## BEGIN

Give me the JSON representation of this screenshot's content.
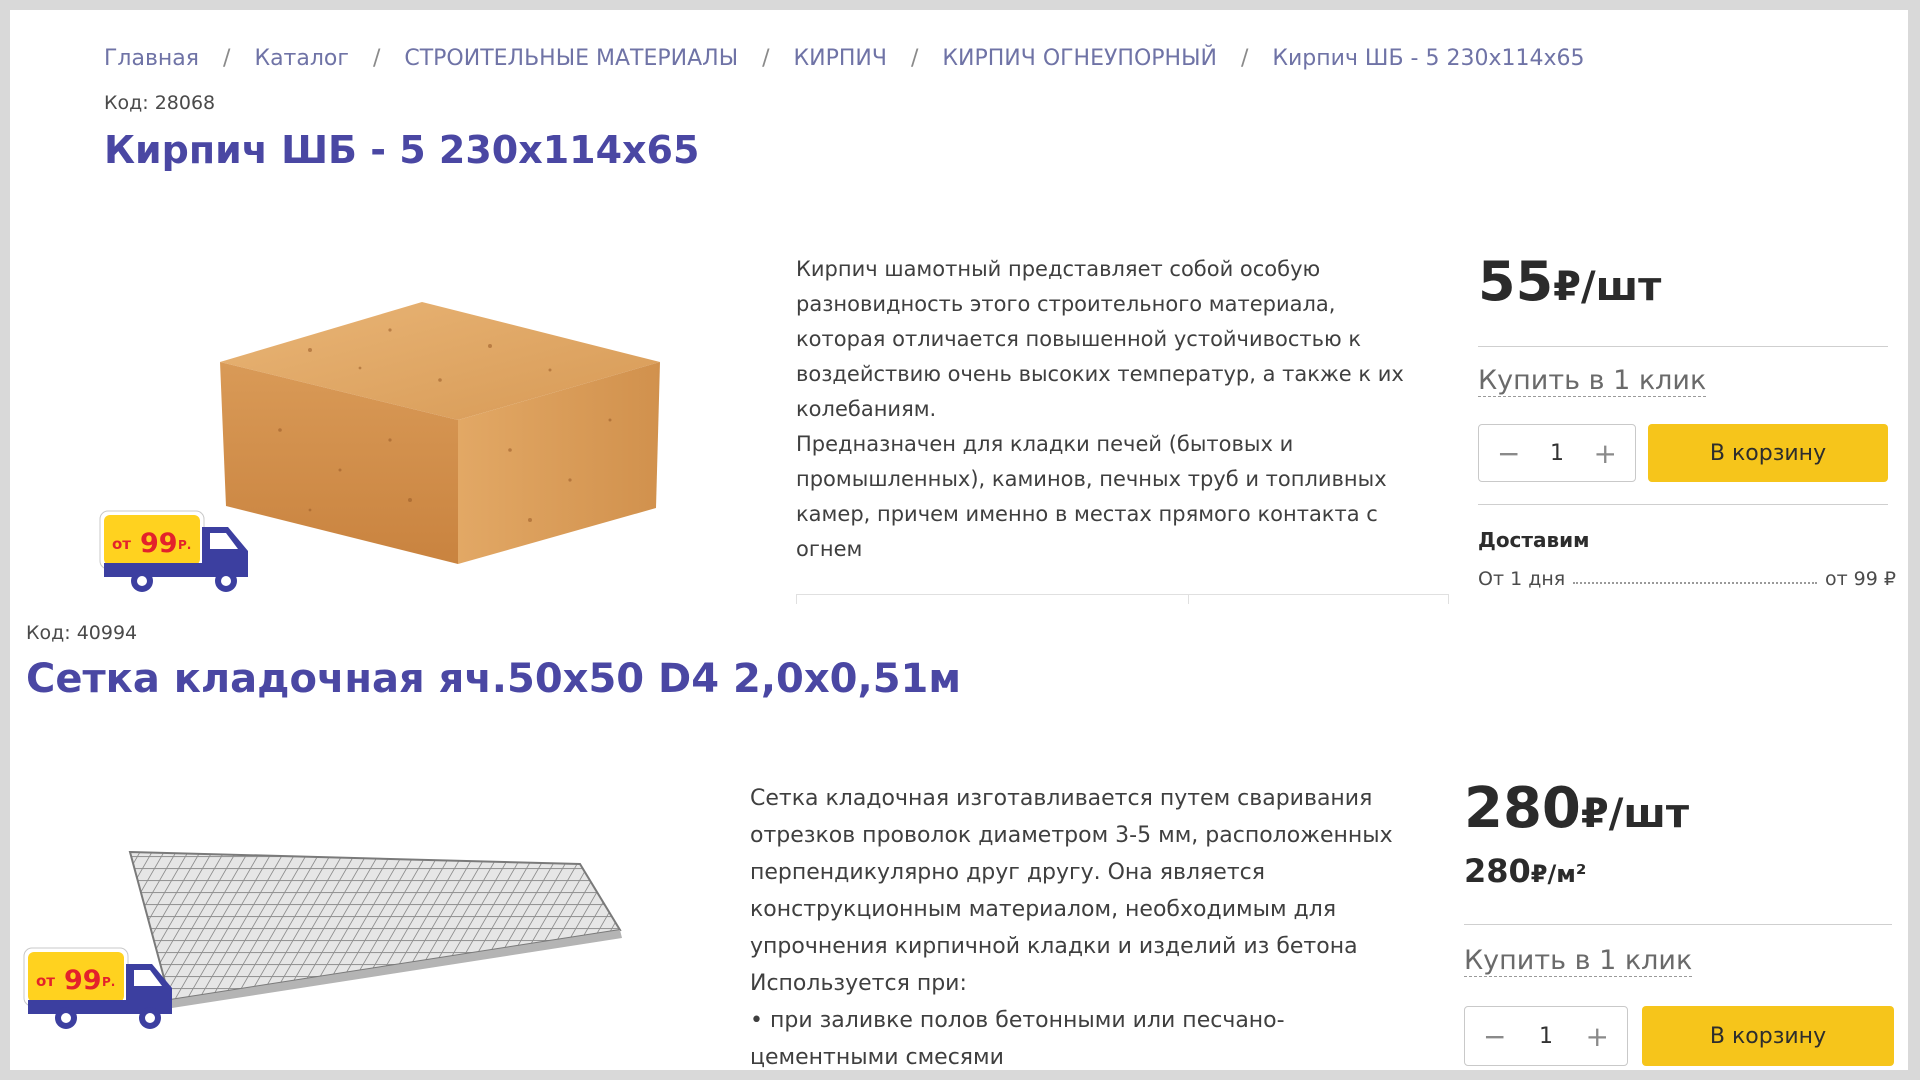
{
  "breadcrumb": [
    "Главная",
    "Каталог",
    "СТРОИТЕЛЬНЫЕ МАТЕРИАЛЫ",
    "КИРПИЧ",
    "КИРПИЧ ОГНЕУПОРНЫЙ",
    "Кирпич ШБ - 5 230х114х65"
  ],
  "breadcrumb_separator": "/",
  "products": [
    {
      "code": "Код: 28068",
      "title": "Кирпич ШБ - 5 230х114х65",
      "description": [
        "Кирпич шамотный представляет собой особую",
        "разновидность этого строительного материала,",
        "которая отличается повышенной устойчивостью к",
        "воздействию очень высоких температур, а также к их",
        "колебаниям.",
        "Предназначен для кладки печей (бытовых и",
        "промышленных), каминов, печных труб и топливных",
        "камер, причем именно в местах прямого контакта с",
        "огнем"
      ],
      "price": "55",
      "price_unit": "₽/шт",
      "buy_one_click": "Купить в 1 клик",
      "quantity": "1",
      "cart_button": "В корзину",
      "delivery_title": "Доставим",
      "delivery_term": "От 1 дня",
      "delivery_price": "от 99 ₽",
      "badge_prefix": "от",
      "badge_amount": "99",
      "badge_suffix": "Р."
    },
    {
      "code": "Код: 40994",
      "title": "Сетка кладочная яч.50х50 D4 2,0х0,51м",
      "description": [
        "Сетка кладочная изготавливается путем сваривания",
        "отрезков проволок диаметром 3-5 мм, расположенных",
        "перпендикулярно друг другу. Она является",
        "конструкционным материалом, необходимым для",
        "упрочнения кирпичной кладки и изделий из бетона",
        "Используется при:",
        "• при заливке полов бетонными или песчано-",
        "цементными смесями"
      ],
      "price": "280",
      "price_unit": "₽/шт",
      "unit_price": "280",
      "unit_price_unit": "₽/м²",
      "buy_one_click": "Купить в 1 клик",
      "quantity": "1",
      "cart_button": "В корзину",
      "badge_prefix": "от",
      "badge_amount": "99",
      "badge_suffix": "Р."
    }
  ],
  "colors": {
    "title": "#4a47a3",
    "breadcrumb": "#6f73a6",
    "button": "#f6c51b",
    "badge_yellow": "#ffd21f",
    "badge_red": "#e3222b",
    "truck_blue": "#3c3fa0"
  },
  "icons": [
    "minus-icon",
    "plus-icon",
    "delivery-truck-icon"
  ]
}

## END

Retype the whole listing, keeping every line identical and omitting all pictures.

Give me the JSON representation of this screenshot's content.
{
  "breadcrumb": [
    "Главная",
    "Каталог",
    "СТРОИТЕЛЬНЫЕ МАТЕРИАЛЫ",
    "КИРПИЧ",
    "КИРПИЧ ОГНЕУПОРНЫЙ",
    "Кирпич ШБ - 5 230х114х65"
  ],
  "breadcrumb_separator": "/",
  "products": [
    {
      "code": "Код: 28068",
      "title": "Кирпич ШБ - 5 230х114х65",
      "description": [
        "Кирпич шамотный представляет собой особую",
        "разновидность этого строительного материала,",
        "которая отличается повышенной устойчивостью к",
        "воздействию очень высоких температур, а также к их",
        "колебаниям.",
        "Предназначен для кладки печей (бытовых и",
        "промышленных), каминов, печных труб и топливных",
        "камер, причем именно в местах прямого контакта с",
        "огнем"
      ],
      "price": "55",
      "price_unit": "₽/шт",
      "buy_one_click": "Купить в 1 клик",
      "quantity": "1",
      "cart_button": "В корзину",
      "delivery_title": "Доставим",
      "delivery_term": "От 1 дня",
      "delivery_price": "от 99 ₽",
      "badge_prefix": "от",
      "badge_amount": "99",
      "badge_suffix": "Р."
    },
    {
      "code": "Код: 40994",
      "title": "Сетка кладочная яч.50х50 D4 2,0х0,51м",
      "description": [
        "Сетка кладочная изготавливается путем сваривания",
        "отрезков проволок диаметром 3-5 мм, расположенных",
        "перпендикулярно друг другу. Она является",
        "конструкционным материалом, необходимым для",
        "упрочнения кирпичной кладки и изделий из бетона",
        "Используется при:",
        "• при заливке полов бетонными или песчано-",
        "цементными смесями"
      ],
      "price": "280",
      "price_unit": "₽/шт",
      "unit_price": "280",
      "unit_price_unit": "₽/м²",
      "buy_one_click": "Купить в 1 клик",
      "quantity": "1",
      "cart_button": "В корзину",
      "badge_prefix": "от",
      "badge_amount": "99",
      "badge_suffix": "Р."
    }
  ],
  "colors": {
    "title": "#4a47a3",
    "breadcrumb": "#6f73a6",
    "button": "#f6c51b",
    "badge_yellow": "#ffd21f",
    "badge_red": "#e3222b",
    "truck_blue": "#3c3fa0"
  },
  "icons": [
    "minus-icon",
    "plus-icon",
    "delivery-truck-icon"
  ]
}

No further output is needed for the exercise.